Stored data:
━━━━━━━━
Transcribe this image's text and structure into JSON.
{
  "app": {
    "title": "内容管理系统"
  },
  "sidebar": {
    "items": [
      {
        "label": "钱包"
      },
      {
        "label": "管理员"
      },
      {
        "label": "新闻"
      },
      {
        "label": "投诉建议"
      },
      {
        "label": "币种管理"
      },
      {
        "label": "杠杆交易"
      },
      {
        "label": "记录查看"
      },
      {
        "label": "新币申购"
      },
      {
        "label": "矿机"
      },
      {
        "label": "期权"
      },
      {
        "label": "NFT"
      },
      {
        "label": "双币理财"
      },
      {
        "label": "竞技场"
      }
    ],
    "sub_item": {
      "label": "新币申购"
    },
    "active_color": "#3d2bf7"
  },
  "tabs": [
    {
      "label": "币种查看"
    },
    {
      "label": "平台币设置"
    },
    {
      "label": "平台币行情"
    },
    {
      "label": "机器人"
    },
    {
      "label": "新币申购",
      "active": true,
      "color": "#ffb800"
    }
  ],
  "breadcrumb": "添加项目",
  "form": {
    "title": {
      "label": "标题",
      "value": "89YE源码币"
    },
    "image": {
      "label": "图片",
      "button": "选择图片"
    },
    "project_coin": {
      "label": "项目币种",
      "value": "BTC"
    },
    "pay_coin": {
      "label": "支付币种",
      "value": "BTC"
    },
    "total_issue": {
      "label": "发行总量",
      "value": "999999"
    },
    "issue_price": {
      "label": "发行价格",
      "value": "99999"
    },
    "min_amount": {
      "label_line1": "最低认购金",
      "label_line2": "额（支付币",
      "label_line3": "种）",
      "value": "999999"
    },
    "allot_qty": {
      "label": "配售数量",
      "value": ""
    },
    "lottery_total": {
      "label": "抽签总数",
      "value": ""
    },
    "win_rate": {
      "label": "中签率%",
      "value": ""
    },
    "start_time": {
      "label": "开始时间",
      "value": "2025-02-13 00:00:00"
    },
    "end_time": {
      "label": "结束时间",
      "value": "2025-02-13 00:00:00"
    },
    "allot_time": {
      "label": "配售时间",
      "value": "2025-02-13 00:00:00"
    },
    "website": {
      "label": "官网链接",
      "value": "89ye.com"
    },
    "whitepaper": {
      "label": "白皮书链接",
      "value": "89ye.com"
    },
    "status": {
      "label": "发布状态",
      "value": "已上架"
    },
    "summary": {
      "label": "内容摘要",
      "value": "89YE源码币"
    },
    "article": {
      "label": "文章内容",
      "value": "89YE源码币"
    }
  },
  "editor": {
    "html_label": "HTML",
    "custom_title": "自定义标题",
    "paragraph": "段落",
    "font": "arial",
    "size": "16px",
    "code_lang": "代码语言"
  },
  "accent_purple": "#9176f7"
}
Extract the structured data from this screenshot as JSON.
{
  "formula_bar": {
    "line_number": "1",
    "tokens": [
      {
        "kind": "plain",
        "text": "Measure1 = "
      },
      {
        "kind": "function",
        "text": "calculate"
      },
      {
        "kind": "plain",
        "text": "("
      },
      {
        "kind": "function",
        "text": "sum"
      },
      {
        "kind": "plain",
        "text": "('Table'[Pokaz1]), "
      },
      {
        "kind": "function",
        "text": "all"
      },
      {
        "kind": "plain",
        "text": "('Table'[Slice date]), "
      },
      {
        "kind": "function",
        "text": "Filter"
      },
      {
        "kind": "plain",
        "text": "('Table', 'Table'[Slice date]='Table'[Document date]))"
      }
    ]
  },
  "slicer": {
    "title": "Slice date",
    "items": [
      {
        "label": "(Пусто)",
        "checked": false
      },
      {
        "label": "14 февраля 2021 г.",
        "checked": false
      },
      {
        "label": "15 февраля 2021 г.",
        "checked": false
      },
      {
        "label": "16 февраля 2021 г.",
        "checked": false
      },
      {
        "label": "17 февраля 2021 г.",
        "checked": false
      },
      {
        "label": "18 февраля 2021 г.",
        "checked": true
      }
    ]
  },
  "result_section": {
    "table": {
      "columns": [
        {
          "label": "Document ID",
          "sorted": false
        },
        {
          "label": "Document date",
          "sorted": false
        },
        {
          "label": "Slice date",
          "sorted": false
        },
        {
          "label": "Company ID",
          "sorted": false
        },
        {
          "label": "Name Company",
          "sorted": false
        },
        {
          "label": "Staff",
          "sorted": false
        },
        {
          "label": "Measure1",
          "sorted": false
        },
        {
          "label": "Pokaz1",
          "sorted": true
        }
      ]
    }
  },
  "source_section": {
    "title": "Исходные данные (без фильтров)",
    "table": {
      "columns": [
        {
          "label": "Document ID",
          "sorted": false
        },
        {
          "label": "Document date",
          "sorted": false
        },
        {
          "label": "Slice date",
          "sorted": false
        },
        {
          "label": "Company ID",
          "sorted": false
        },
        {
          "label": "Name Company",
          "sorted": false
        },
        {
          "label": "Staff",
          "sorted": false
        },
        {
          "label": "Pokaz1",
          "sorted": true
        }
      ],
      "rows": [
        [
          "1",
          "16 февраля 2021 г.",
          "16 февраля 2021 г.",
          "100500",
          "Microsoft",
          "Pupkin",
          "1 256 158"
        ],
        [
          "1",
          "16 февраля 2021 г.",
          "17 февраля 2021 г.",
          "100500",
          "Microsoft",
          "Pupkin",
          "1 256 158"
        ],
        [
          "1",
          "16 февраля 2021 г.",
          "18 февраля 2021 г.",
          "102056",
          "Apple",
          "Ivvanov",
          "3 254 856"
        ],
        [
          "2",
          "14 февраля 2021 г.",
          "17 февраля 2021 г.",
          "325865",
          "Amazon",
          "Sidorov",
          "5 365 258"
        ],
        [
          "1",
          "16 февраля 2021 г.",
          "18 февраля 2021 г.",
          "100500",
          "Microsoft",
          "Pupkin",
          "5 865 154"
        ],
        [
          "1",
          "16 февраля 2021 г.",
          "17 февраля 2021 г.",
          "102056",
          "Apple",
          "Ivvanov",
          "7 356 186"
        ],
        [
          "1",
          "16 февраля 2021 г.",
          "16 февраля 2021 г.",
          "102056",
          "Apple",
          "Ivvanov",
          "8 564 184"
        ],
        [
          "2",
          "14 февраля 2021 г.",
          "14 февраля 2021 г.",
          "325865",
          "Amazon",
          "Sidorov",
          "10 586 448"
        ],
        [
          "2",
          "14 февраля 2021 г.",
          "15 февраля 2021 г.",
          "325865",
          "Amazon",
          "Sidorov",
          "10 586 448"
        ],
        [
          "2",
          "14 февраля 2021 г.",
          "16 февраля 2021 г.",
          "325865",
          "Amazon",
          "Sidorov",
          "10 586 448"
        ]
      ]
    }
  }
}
━━━━━━━━
# Exercise instructions
Return the whole listing exactly.

# The output
Transcribe this image's text and structure into JSON.
{
  "app": {
    "title": "内容管理系统"
  },
  "sidebar": {
    "items": [
      {
        "label": "钱包"
      },
      {
        "label": "管理员"
      },
      {
        "label": "新闻"
      },
      {
        "label": "投诉建议"
      },
      {
        "label": "币种管理"
      },
      {
        "label": "杠杆交易"
      },
      {
        "label": "记录查看"
      },
      {
        "label": "新币申购"
      },
      {
        "label": "矿机"
      },
      {
        "label": "期权"
      },
      {
        "label": "NFT"
      },
      {
        "label": "双币理财"
      },
      {
        "label": "竞技场"
      }
    ],
    "sub_item": {
      "label": "新币申购"
    },
    "active_color": "#3d2bf7"
  },
  "tabs": [
    {
      "label": "币种查看"
    },
    {
      "label": "平台币设置"
    },
    {
      "label": "平台币行情"
    },
    {
      "label": "机器人"
    },
    {
      "label": "新币申购",
      "active": true,
      "color": "#ffb800"
    }
  ],
  "breadcrumb": "添加项目",
  "form": {
    "title": {
      "label": "标题",
      "value": "89YE源码币"
    },
    "image": {
      "label": "图片",
      "button": "选择图片"
    },
    "project_coin": {
      "label": "项目币种",
      "value": "BTC"
    },
    "pay_coin": {
      "label": "支付币种",
      "value": "BTC"
    },
    "total_issue": {
      "label": "发行总量",
      "value": "999999"
    },
    "issue_price": {
      "label": "发行价格",
      "value": "99999"
    },
    "min_amount": {
      "label_line1": "最低认购金",
      "label_line2": "额（支付币",
      "label_line3": "种）",
      "value": "999999"
    },
    "allot_qty": {
      "label": "配售数量",
      "value": ""
    },
    "lottery_total": {
      "label": "抽签总数",
      "value": ""
    },
    "win_rate": {
      "label": "中签率%",
      "value": ""
    },
    "start_time": {
      "label": "开始时间",
      "value": "2025-02-13 00:00:00"
    },
    "end_time": {
      "label": "结束时间",
      "value": "2025-02-13 00:00:00"
    },
    "allot_time": {
      "label": "配售时间",
      "value": "2025-02-13 00:00:00"
    },
    "website": {
      "label": "官网链接",
      "value": "89ye.com"
    },
    "whitepaper": {
      "label": "白皮书链接",
      "value": "89ye.com"
    },
    "status": {
      "label": "发布状态",
      "value": "已上架"
    },
    "summary": {
      "label": "内容摘要",
      "value": "89YE源码币"
    },
    "article": {
      "label": "文章内容",
      "value": "89YE源码币"
    }
  },
  "editor": {
    "html_label": "HTML",
    "custom_title": "自定义标题",
    "paragraph": "段落",
    "font": "arial",
    "size": "16px",
    "code_lang": "代码语言"
  },
  "accent_purple": "#9176f7"
}
Extract the structured data from this screenshot as JSON.
{
  "formula_bar": {
    "line_number": "1",
    "tokens": [
      {
        "kind": "plain",
        "text": "Measure1 = "
      },
      {
        "kind": "function",
        "text": "calculate"
      },
      {
        "kind": "plain",
        "text": "("
      },
      {
        "kind": "function",
        "text": "sum"
      },
      {
        "kind": "plain",
        "text": "('Table'[Pokaz1]), "
      },
      {
        "kind": "function",
        "text": "all"
      },
      {
        "kind": "plain",
        "text": "('Table'[Slice date]), "
      },
      {
        "kind": "function",
        "text": "Filter"
      },
      {
        "kind": "plain",
        "text": "('Table', 'Table'[Slice date]='Table'[Document date]))"
      }
    ]
  },
  "slicer": {
    "title": "Slice date",
    "items": [
      {
        "label": "(Пусто)",
        "checked": false
      },
      {
        "label": "14 февраля 2021 г.",
        "checked": false
      },
      {
        "label": "15 февраля 2021 г.",
        "checked": false
      },
      {
        "label": "16 февраля 2021 г.",
        "checked": false
      },
      {
        "label": "17 февраля 2021 г.",
        "checked": false
      },
      {
        "label": "18 февраля 2021 г.",
        "checked": true
      }
    ]
  },
  "result_section": {
    "table": {
      "columns": [
        {
          "label": "Document ID",
          "sorted": false
        },
        {
          "label": "Document date",
          "sorted": false
        },
        {
          "label": "Slice date",
          "sorted": false
        },
        {
          "label": "Company ID",
          "sorted": false
        },
        {
          "label": "Name Company",
          "sorted": false
        },
        {
          "label": "Staff",
          "sorted": false
        },
        {
          "label": "Measure1",
          "sorted": false
        },
        {
          "label": "Pokaz1",
          "sorted": true
        }
      ]
    }
  },
  "source_section": {
    "title": "Исходные данные (без фильтров)",
    "table": {
      "columns": [
        {
          "label": "Document ID",
          "sorted": false
        },
        {
          "label": "Document date",
          "sorted": false
        },
        {
          "label": "Slice date",
          "sorted": false
        },
        {
          "label": "Company ID",
          "sorted": false
        },
        {
          "label": "Name Company",
          "sorted": false
        },
        {
          "label": "Staff",
          "sorted": false
        },
        {
          "label": "Pokaz1",
          "sorted": true
        }
      ],
      "rows": [
        [
          "1",
          "16 февраля 2021 г.",
          "16 февраля 2021 г.",
          "100500",
          "Microsoft",
          "Pupkin",
          "1 256 158"
        ],
        [
          "1",
          "16 февраля 2021 г.",
          "17 февраля 2021 г.",
          "100500",
          "Microsoft",
          "Pupkin",
          "1 256 158"
        ],
        [
          "1",
          "16 февраля 2021 г.",
          "18 февраля 2021 г.",
          "102056",
          "Apple",
          "Ivvanov",
          "3 254 856"
        ],
        [
          "2",
          "14 февраля 2021 г.",
          "17 февраля 2021 г.",
          "325865",
          "Amazon",
          "Sidorov",
          "5 365 258"
        ],
        [
          "1",
          "16 февраля 2021 г.",
          "18 февраля 2021 г.",
          "100500",
          "Microsoft",
          "Pupkin",
          "5 865 154"
        ],
        [
          "1",
          "16 февраля 2021 г.",
          "17 февраля 2021 г.",
          "102056",
          "Apple",
          "Ivvanov",
          "7 356 186"
        ],
        [
          "1",
          "16 февраля 2021 г.",
          "16 февраля 2021 г.",
          "102056",
          "Apple",
          "Ivvanov",
          "8 564 184"
        ],
        [
          "2",
          "14 февраля 2021 г.",
          "14 февраля 2021 г.",
          "325865",
          "Amazon",
          "Sidorov",
          "10 586 448"
        ],
        [
          "2",
          "14 февраля 2021 г.",
          "15 февраля 2021 г.",
          "325865",
          "Amazon",
          "Sidorov",
          "10 586 448"
        ],
        [
          "2",
          "14 февраля 2021 г.",
          "16 февраля 2021 г.",
          "325865",
          "Amazon",
          "Sidorov",
          "10 586 448"
        ]
      ]
    }
  }
}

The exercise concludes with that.